- [To do]: Copy out all of the material exactly.

- [Input material]:
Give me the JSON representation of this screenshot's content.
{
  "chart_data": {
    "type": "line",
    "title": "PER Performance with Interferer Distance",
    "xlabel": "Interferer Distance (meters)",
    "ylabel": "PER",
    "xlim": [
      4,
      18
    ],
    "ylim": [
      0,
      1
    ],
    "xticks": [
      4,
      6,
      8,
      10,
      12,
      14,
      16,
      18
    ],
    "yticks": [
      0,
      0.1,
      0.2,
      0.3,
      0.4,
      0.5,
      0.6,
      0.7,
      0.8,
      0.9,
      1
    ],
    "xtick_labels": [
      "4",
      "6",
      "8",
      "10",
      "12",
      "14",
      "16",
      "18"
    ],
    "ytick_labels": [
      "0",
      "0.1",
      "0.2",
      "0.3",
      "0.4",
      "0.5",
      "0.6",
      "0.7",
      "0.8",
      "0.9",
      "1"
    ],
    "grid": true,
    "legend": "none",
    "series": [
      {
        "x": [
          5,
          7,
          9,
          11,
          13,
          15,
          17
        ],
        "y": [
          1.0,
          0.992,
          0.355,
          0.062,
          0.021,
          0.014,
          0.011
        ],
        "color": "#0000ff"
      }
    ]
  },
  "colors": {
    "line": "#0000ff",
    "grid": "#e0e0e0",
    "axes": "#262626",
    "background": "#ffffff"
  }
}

- [Problem solution]:
Give me the JSON representation of this screenshot's content.
{
  "chart_data": {
    "type": "line",
    "title": "PER Performance with Interferer Distance",
    "xlabel": "Interferer Distance (meters)",
    "ylabel": "PER",
    "xlim": [
      4,
      18
    ],
    "ylim": [
      0,
      1
    ],
    "xticks": [
      4,
      6,
      8,
      10,
      12,
      14,
      16,
      18
    ],
    "yticks": [
      0,
      0.1,
      0.2,
      0.3,
      0.4,
      0.5,
      0.6,
      0.7,
      0.8,
      0.9,
      1
    ],
    "xtick_labels": [
      "4",
      "6",
      "8",
      "10",
      "12",
      "14",
      "16",
      "18"
    ],
    "ytick_labels": [
      "0",
      "0.1",
      "0.2",
      "0.3",
      "0.4",
      "0.5",
      "0.6",
      "0.7",
      "0.8",
      "0.9",
      "1"
    ],
    "grid": true,
    "legend": "none",
    "series": [
      {
        "x": [
          5,
          7,
          9,
          11,
          13,
          15,
          17
        ],
        "y": [
          1.0,
          0.992,
          0.355,
          0.062,
          0.021,
          0.014,
          0.011
        ],
        "color": "#0000ff"
      }
    ]
  },
  "colors": {
    "line": "#0000ff",
    "grid": "#e0e0e0",
    "axes": "#262626",
    "background": "#ffffff"
  }
}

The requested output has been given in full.